→ Figure data in JSON

= = = = = = =

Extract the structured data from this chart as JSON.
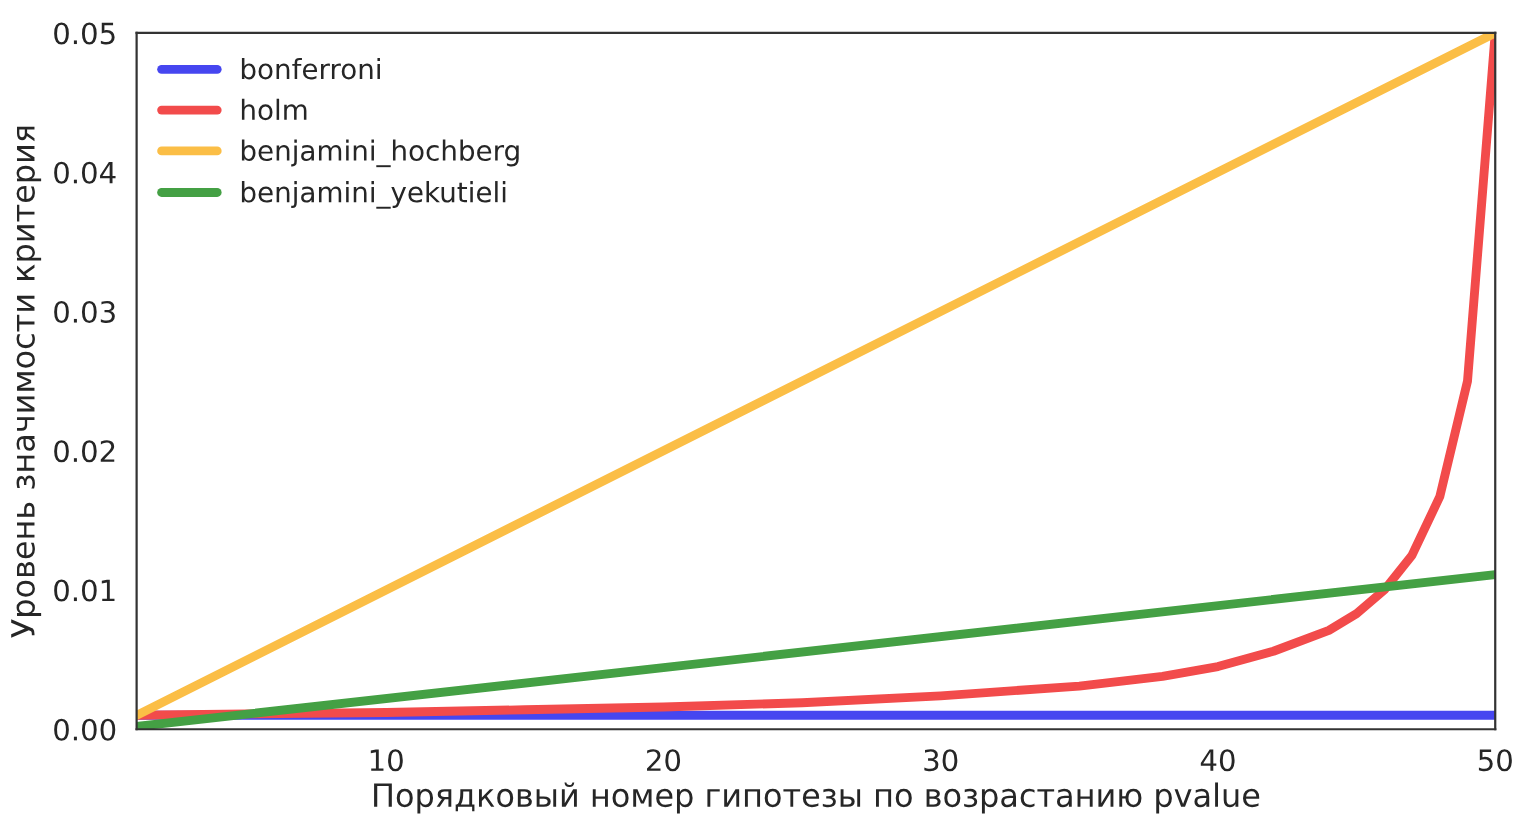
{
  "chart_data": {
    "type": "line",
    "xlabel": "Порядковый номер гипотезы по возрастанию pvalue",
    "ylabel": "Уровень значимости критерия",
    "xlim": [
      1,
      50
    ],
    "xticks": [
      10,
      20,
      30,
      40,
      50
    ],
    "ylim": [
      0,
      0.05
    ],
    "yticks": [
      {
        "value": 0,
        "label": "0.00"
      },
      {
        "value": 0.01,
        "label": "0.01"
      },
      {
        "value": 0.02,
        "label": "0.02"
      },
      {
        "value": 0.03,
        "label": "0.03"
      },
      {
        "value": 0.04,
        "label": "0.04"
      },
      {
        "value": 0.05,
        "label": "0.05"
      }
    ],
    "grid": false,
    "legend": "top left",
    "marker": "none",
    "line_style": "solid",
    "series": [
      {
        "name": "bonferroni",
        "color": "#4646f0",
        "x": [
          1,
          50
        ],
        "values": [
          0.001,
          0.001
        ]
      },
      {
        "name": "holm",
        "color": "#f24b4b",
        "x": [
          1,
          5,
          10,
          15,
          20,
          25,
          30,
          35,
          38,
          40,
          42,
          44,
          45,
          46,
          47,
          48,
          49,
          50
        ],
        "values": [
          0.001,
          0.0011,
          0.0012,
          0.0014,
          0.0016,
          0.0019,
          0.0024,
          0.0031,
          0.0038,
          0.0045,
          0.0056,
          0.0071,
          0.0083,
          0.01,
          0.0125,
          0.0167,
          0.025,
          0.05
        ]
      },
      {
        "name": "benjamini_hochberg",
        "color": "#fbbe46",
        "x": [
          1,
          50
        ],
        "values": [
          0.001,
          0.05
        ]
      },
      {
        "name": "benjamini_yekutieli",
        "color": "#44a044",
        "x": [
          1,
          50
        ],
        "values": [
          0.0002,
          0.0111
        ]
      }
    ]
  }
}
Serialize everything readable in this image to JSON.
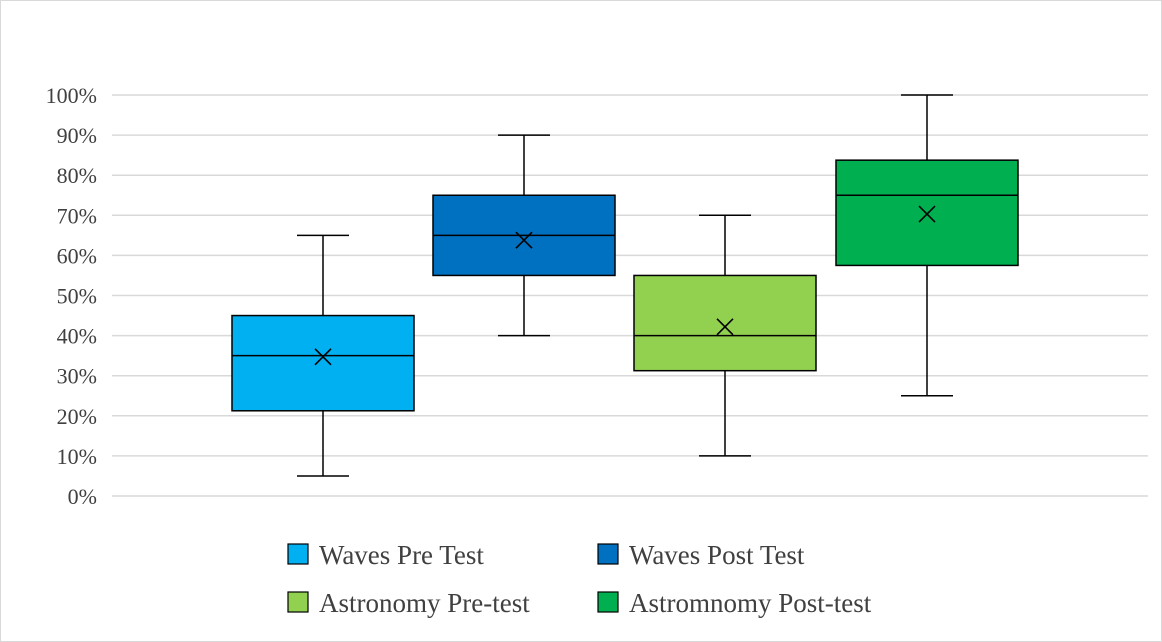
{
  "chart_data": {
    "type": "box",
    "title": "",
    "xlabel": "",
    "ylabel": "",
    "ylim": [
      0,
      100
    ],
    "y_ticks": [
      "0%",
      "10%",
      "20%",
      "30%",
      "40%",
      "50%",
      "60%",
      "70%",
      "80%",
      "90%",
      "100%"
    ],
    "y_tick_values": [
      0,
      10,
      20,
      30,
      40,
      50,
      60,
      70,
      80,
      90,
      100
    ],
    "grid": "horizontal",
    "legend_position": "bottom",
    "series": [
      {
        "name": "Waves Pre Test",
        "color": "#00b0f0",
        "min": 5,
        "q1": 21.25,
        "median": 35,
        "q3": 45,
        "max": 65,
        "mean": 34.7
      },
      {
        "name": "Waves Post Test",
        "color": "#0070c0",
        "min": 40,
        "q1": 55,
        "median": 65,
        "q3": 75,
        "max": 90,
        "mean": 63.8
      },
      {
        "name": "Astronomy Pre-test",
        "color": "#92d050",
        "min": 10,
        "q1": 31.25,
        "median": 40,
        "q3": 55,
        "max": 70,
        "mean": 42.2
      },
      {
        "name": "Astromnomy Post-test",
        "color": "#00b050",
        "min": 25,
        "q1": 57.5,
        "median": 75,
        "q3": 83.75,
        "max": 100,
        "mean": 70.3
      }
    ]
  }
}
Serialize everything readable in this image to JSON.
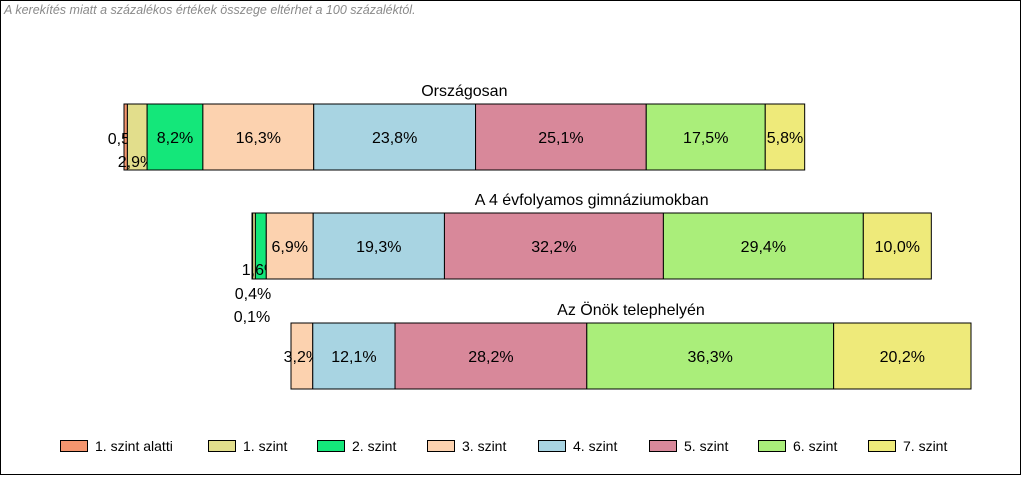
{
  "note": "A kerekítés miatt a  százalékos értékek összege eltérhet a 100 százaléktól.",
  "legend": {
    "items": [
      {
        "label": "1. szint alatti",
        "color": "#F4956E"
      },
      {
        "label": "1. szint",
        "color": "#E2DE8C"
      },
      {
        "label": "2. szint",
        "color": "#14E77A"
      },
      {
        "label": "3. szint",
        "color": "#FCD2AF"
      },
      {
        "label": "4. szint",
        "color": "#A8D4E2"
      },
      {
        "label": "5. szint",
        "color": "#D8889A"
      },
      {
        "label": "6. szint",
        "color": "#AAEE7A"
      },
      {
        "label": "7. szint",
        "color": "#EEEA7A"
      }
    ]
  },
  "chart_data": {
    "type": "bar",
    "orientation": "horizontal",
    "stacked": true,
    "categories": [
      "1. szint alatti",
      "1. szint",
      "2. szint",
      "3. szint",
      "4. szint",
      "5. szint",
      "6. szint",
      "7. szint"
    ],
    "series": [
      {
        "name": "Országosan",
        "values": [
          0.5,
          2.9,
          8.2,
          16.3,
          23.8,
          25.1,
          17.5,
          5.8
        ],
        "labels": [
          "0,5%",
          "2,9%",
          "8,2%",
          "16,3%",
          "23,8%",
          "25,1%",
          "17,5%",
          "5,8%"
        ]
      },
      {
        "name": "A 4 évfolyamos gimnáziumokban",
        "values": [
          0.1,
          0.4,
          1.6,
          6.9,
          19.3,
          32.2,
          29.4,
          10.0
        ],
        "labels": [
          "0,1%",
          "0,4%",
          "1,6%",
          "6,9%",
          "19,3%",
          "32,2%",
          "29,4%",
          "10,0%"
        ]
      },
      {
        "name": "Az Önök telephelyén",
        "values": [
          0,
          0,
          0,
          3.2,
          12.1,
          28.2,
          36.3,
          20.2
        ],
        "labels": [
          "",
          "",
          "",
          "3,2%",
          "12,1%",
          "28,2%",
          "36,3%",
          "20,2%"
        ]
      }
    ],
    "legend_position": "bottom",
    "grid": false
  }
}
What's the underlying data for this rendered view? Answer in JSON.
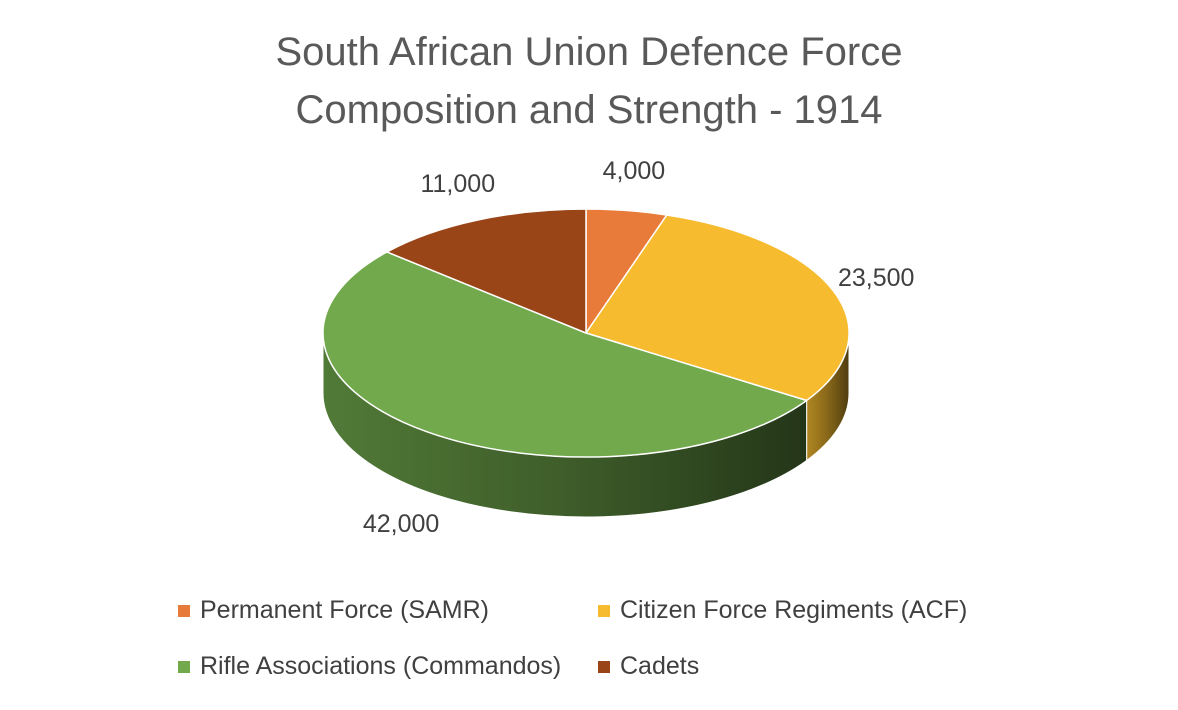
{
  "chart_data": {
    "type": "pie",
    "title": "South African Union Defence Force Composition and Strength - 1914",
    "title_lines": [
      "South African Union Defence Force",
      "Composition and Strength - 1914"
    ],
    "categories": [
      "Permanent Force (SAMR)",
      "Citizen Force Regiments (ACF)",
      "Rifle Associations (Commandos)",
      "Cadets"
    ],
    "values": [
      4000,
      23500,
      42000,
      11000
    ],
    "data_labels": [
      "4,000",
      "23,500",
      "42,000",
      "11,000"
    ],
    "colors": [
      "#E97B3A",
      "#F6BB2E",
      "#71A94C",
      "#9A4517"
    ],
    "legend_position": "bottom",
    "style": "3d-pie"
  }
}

= = = = = = =

Transcribe the whole listing exactly. Pictures stay out of your copy.

→ THE RESPONSE
Extract the structured data from this chart as JSON.
{
  "chart_data": {
    "type": "line",
    "xlabel": "Порядковый номер гипотезы по возрастанию pvalue",
    "ylabel": "Уровень значимости критерия",
    "xlim": [
      1,
      50
    ],
    "xticks": [
      10,
      20,
      30,
      40,
      50
    ],
    "ylim": [
      0,
      0.05
    ],
    "yticks": [
      {
        "value": 0,
        "label": "0.00"
      },
      {
        "value": 0.01,
        "label": "0.01"
      },
      {
        "value": 0.02,
        "label": "0.02"
      },
      {
        "value": 0.03,
        "label": "0.03"
      },
      {
        "value": 0.04,
        "label": "0.04"
      },
      {
        "value": 0.05,
        "label": "0.05"
      }
    ],
    "grid": false,
    "legend": "top left",
    "marker": "none",
    "line_style": "solid",
    "series": [
      {
        "name": "bonferroni",
        "color": "#4646f0",
        "x": [
          1,
          50
        ],
        "values": [
          0.001,
          0.001
        ]
      },
      {
        "name": "holm",
        "color": "#f24b4b",
        "x": [
          1,
          5,
          10,
          15,
          20,
          25,
          30,
          35,
          38,
          40,
          42,
          44,
          45,
          46,
          47,
          48,
          49,
          50
        ],
        "values": [
          0.001,
          0.0011,
          0.0012,
          0.0014,
          0.0016,
          0.0019,
          0.0024,
          0.0031,
          0.0038,
          0.0045,
          0.0056,
          0.0071,
          0.0083,
          0.01,
          0.0125,
          0.0167,
          0.025,
          0.05
        ]
      },
      {
        "name": "benjamini_hochberg",
        "color": "#fbbe46",
        "x": [
          1,
          50
        ],
        "values": [
          0.001,
          0.05
        ]
      },
      {
        "name": "benjamini_yekutieli",
        "color": "#44a044",
        "x": [
          1,
          50
        ],
        "values": [
          0.0002,
          0.0111
        ]
      }
    ]
  }
}
Serialize everything readable in this image to JSON.
{
  "chart_data": {
    "type": "box",
    "title": "",
    "xlabel": "",
    "ylabel": "",
    "ylim": [
      0,
      100
    ],
    "y_ticks": [
      "0%",
      "10%",
      "20%",
      "30%",
      "40%",
      "50%",
      "60%",
      "70%",
      "80%",
      "90%",
      "100%"
    ],
    "y_tick_values": [
      0,
      10,
      20,
      30,
      40,
      50,
      60,
      70,
      80,
      90,
      100
    ],
    "grid": "horizontal",
    "legend_position": "bottom",
    "series": [
      {
        "name": "Waves Pre Test",
        "color": "#00b0f0",
        "min": 5,
        "q1": 21.25,
        "median": 35,
        "q3": 45,
        "max": 65,
        "mean": 34.7
      },
      {
        "name": "Waves Post Test",
        "color": "#0070c0",
        "min": 40,
        "q1": 55,
        "median": 65,
        "q3": 75,
        "max": 90,
        "mean": 63.8
      },
      {
        "name": "Astronomy Pre-test",
        "color": "#92d050",
        "min": 10,
        "q1": 31.25,
        "median": 40,
        "q3": 55,
        "max": 70,
        "mean": 42.2
      },
      {
        "name": "Astromnomy Post-test",
        "color": "#00b050",
        "min": 25,
        "q1": 57.5,
        "median": 75,
        "q3": 83.75,
        "max": 100,
        "mean": 70.3
      }
    ]
  }
}
Serialize everything readable in this image to JSON.
{
  "note": "A kerekítés miatt a  százalékos értékek összege eltérhet a 100 százaléktól.",
  "legend": {
    "items": [
      {
        "label": "1. szint alatti",
        "color": "#F4956E"
      },
      {
        "label": "1. szint",
        "color": "#E2DE8C"
      },
      {
        "label": "2. szint",
        "color": "#14E77A"
      },
      {
        "label": "3. szint",
        "color": "#FCD2AF"
      },
      {
        "label": "4. szint",
        "color": "#A8D4E2"
      },
      {
        "label": "5. szint",
        "color": "#D8889A"
      },
      {
        "label": "6. szint",
        "color": "#AAEE7A"
      },
      {
        "label": "7. szint",
        "color": "#EEEA7A"
      }
    ]
  },
  "chart_data": {
    "type": "bar",
    "orientation": "horizontal",
    "stacked": true,
    "categories": [
      "1. szint alatti",
      "1. szint",
      "2. szint",
      "3. szint",
      "4. szint",
      "5. szint",
      "6. szint",
      "7. szint"
    ],
    "series": [
      {
        "name": "Országosan",
        "values": [
          0.5,
          2.9,
          8.2,
          16.3,
          23.8,
          25.1,
          17.5,
          5.8
        ],
        "labels": [
          "0,5%",
          "2,9%",
          "8,2%",
          "16,3%",
          "23,8%",
          "25,1%",
          "17,5%",
          "5,8%"
        ]
      },
      {
        "name": "A 4 évfolyamos gimnáziumokban",
        "values": [
          0.1,
          0.4,
          1.6,
          6.9,
          19.3,
          32.2,
          29.4,
          10.0
        ],
        "labels": [
          "0,1%",
          "0,4%",
          "1,6%",
          "6,9%",
          "19,3%",
          "32,2%",
          "29,4%",
          "10,0%"
        ]
      },
      {
        "name": "Az Önök telephelyén",
        "values": [
          0,
          0,
          0,
          3.2,
          12.1,
          28.2,
          36.3,
          20.2
        ],
        "labels": [
          "",
          "",
          "",
          "3,2%",
          "12,1%",
          "28,2%",
          "36,3%",
          "20,2%"
        ]
      }
    ],
    "legend_position": "bottom",
    "grid": false
  }
}
What's the underlying data for this rendered view? Answer in JSON.
{
  "chart_data": {
    "type": "pie",
    "title": "South African Union Defence Force Composition and Strength - 1914",
    "title_lines": [
      "South African Union Defence Force",
      "Composition and Strength - 1914"
    ],
    "categories": [
      "Permanent Force (SAMR)",
      "Citizen Force Regiments (ACF)",
      "Rifle Associations (Commandos)",
      "Cadets"
    ],
    "values": [
      4000,
      23500,
      42000,
      11000
    ],
    "data_labels": [
      "4,000",
      "23,500",
      "42,000",
      "11,000"
    ],
    "colors": [
      "#E97B3A",
      "#F6BB2E",
      "#71A94C",
      "#9A4517"
    ],
    "legend_position": "bottom",
    "style": "3d-pie"
  }
}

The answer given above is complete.